Recorded data:
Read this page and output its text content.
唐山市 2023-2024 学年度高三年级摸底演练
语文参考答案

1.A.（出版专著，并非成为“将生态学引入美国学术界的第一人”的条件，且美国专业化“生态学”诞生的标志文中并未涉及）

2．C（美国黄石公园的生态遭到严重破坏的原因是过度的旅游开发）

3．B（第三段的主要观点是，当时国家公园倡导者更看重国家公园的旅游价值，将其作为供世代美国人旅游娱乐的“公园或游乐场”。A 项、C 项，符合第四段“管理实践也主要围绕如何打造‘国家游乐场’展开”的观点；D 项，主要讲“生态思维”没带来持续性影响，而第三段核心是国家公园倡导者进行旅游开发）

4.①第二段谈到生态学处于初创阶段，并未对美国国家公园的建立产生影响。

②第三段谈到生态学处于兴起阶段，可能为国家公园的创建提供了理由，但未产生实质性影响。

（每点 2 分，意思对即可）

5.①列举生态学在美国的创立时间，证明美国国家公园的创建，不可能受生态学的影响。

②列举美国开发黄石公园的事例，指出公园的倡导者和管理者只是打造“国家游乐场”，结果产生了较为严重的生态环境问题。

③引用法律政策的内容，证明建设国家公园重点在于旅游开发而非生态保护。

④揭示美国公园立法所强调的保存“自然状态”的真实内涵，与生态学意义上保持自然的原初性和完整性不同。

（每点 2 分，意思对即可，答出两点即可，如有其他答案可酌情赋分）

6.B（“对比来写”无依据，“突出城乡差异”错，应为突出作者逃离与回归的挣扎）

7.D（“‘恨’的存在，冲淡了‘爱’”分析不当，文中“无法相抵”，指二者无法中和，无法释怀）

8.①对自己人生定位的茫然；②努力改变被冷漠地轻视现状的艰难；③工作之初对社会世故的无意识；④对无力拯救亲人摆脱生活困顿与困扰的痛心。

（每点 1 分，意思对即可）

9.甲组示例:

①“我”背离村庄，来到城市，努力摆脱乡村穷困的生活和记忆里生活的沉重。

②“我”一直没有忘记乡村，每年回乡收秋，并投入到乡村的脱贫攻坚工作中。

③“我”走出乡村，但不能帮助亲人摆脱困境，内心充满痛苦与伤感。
...
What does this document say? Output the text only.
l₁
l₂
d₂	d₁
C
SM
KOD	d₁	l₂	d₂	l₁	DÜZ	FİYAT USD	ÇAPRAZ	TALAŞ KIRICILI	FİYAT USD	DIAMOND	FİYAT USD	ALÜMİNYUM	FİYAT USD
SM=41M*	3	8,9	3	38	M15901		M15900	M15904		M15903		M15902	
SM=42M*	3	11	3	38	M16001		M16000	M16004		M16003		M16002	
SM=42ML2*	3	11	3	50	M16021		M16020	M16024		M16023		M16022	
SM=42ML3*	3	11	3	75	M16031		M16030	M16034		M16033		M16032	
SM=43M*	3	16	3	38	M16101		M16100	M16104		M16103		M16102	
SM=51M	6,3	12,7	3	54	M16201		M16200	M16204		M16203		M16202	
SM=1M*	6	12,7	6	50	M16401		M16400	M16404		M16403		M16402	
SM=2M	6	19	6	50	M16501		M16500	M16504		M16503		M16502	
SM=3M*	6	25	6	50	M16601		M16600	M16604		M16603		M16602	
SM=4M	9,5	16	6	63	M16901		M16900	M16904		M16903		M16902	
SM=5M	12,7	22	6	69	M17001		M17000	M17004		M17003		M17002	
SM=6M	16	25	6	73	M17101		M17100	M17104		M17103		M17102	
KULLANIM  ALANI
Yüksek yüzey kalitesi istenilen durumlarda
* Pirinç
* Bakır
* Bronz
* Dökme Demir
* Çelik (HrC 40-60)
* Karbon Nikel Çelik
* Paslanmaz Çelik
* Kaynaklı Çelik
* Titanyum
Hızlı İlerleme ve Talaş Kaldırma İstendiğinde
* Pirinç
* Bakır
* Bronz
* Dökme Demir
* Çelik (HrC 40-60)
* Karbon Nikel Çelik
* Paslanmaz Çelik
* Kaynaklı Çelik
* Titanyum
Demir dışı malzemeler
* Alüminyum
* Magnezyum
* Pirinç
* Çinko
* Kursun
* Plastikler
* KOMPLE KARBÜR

What you are asked to do: Copy every line of the records above that contains "this".

Output below:
Read this page and output its text content.
What does this document say? Output the text only.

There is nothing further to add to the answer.